**Short exercise:**
Below are records. Count every line containing the word "жизни" and give the number alone.

----- Listed records

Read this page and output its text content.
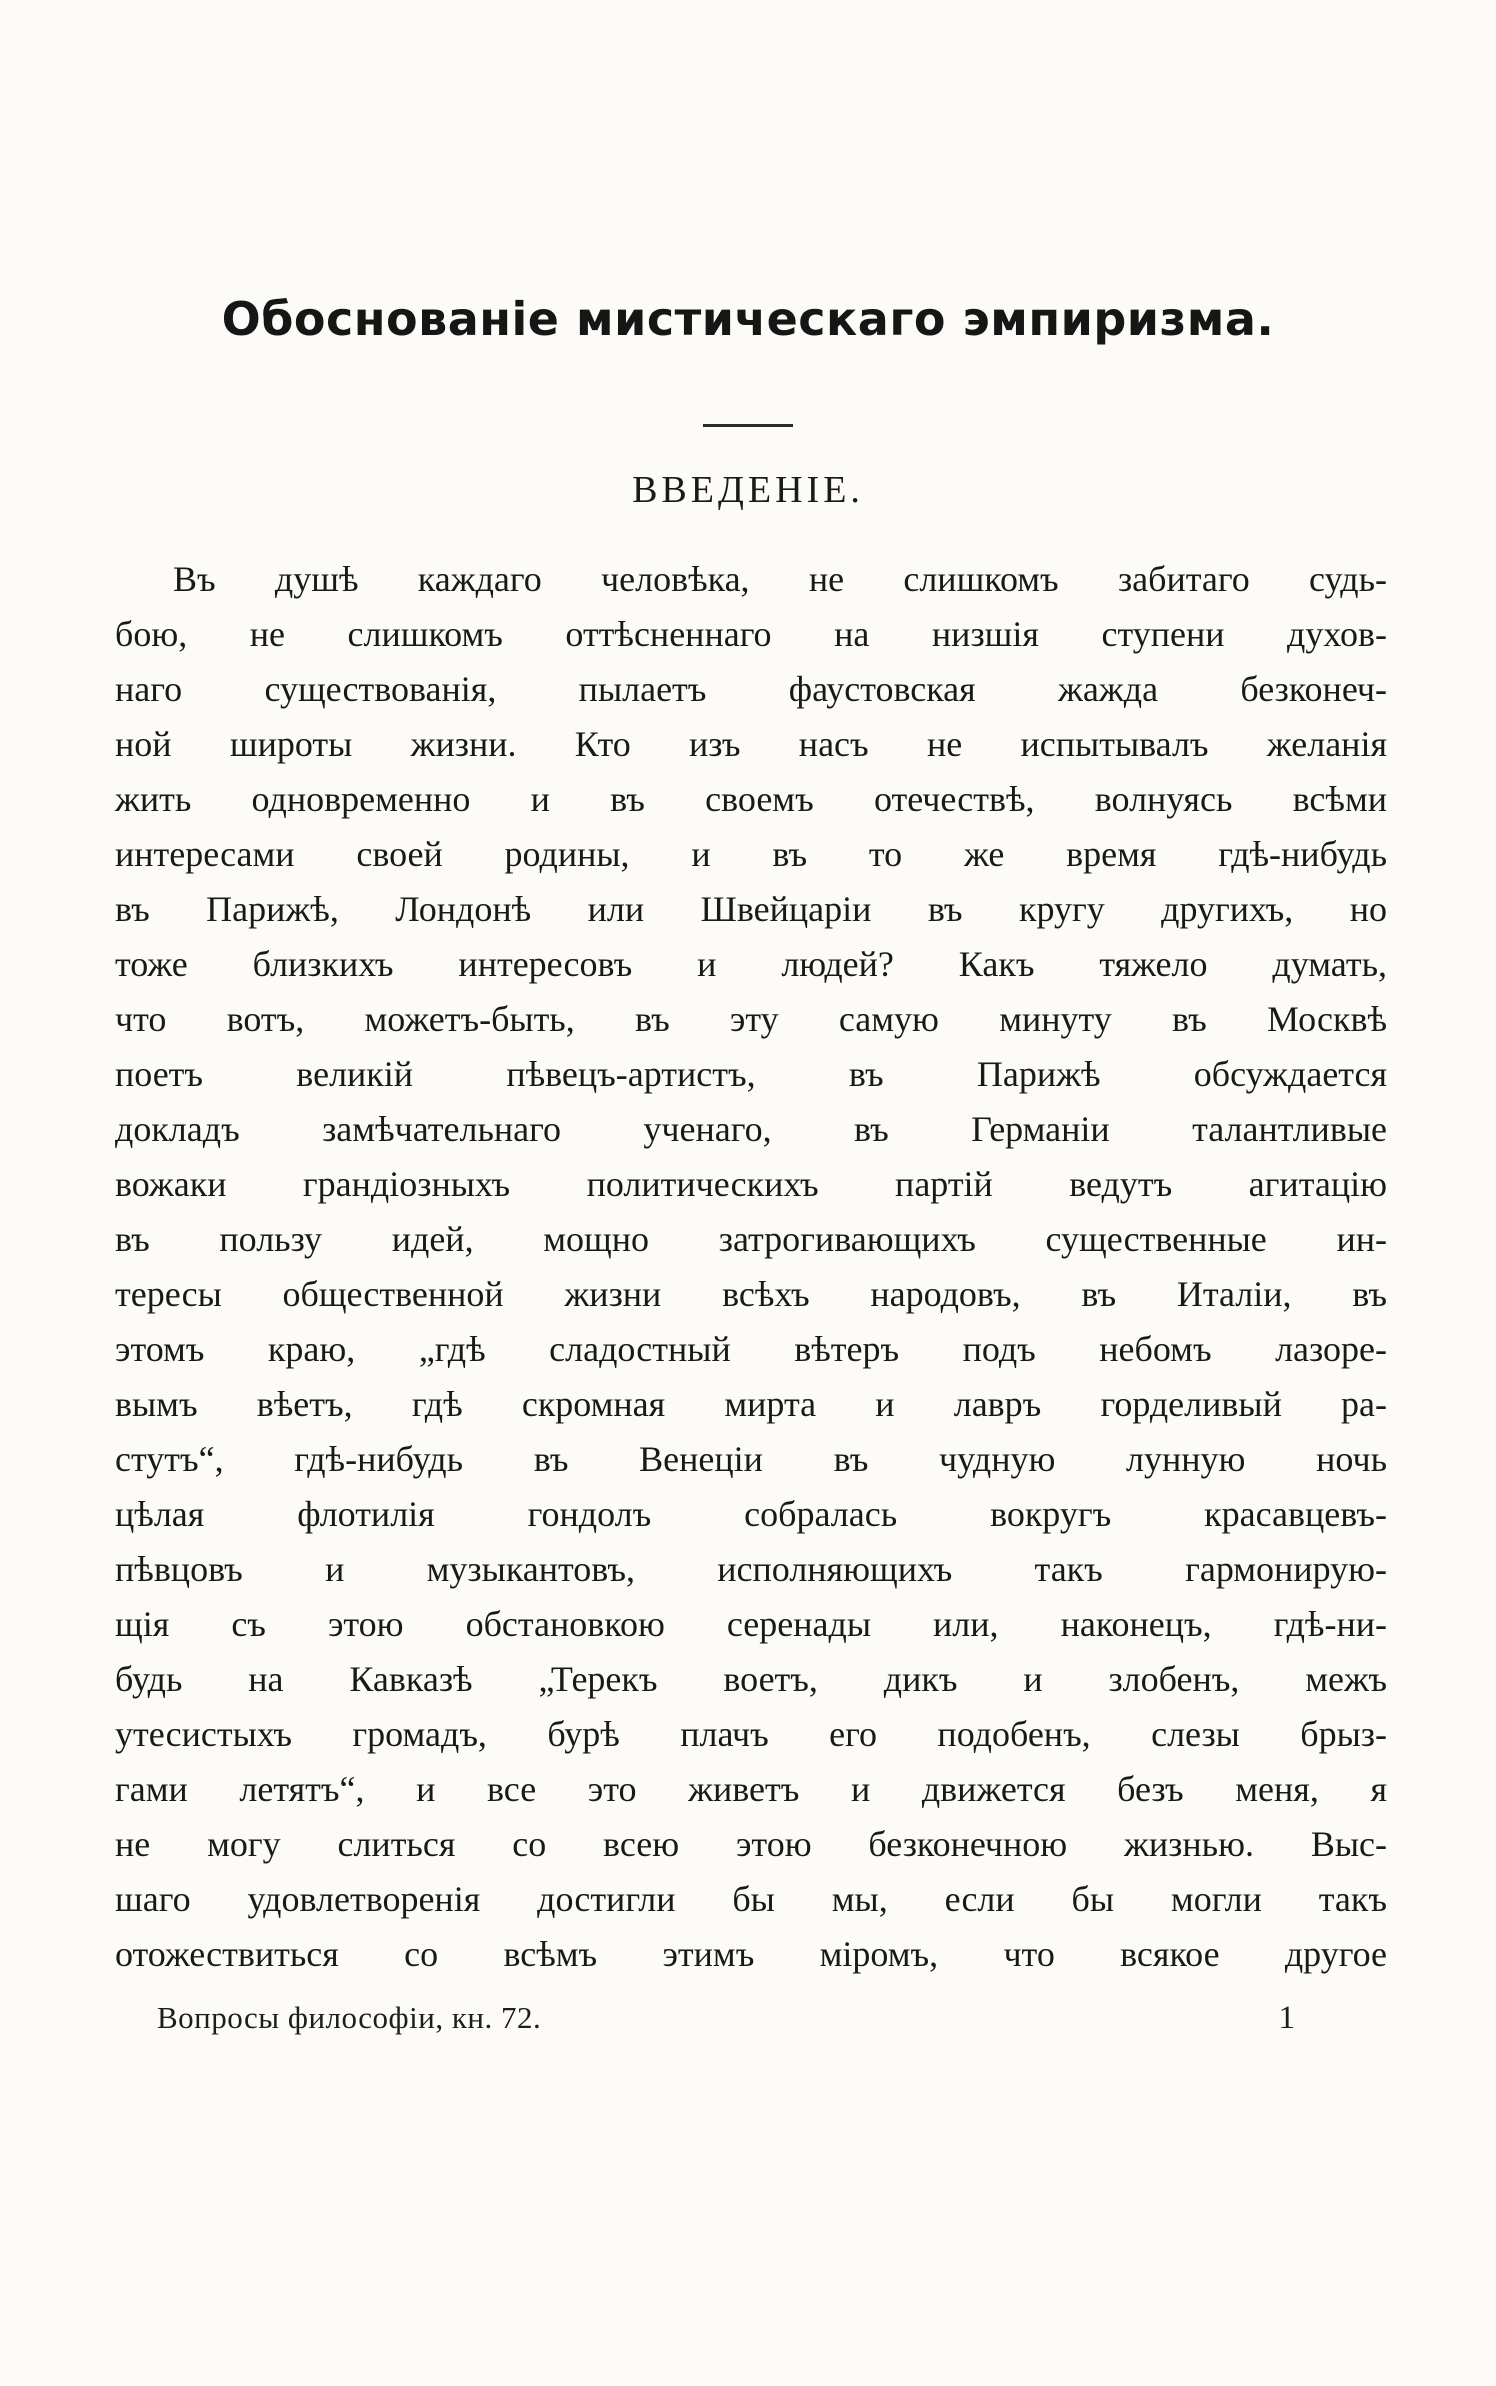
Обоснованіе мистическаго эмпиризма.
ВВЕДЕНІЕ.
Въ душѣ каждаго человѣка, не слишкомъ забитаго судь-
бою, не слишкомъ оттѣсненнаго на низшія ступени духов-
наго существованія, пылаетъ фаустовская жажда безконеч-
ной широты жизни. Кто изъ насъ не испытывалъ желанія
жить одновременно и въ своемъ отечествѣ, волнуясь всѣми
интересами своей родины, и въ то же время гдѣ-нибудь
въ Парижѣ, Лондонѣ или Швейцаріи въ кругу другихъ, но
тоже близкихъ интересовъ и людей? Какъ тяжело думать,
что вотъ, можетъ-быть, въ эту самую минуту въ Москвѣ
поетъ великій пѣвецъ-артистъ, въ Парижѣ обсуждается
докладъ замѣчательнаго ученаго, въ Германіи талантливые
вожаки грандіозныхъ политическихъ партій ведутъ агитацію
въ пользу идей, мощно затрогивающихъ существенные ин-
тересы общественной жизни всѣхъ народовъ, въ Италіи, въ
этомъ краю, „гдѣ сладостный вѣтеръ подъ небомъ лазоре-
вымъ вѣетъ, гдѣ скромная мирта и лавръ горделивый ра-
стутъ“, гдѣ-нибудь въ Венеціи въ чудную лунную ночь
цѣлая флотилія гондолъ собралась вокругъ красавцевъ-
пѣвцовъ и музыкантовъ, исполняющихъ такъ гармонирую-
щія съ этою обстановкою серенады или, наконецъ, гдѣ-ни-
будь на Кавказѣ „Терекъ воетъ, дикъ и злобенъ, межъ
утесистыхъ громадъ, бурѣ плачъ его подобенъ, слезы брыз-
гами летятъ“, и все это живетъ и движется безъ меня, я
не могу слиться со всею этою безконечною жизнью. Выс-
шаго удовлетворенія достигли бы мы, если бы могли такъ
отожествиться со всѣмъ этимъ міромъ, что всякое другое
Вопросы философіи, кн. 72.	1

----------

**Result of the exercise:**
2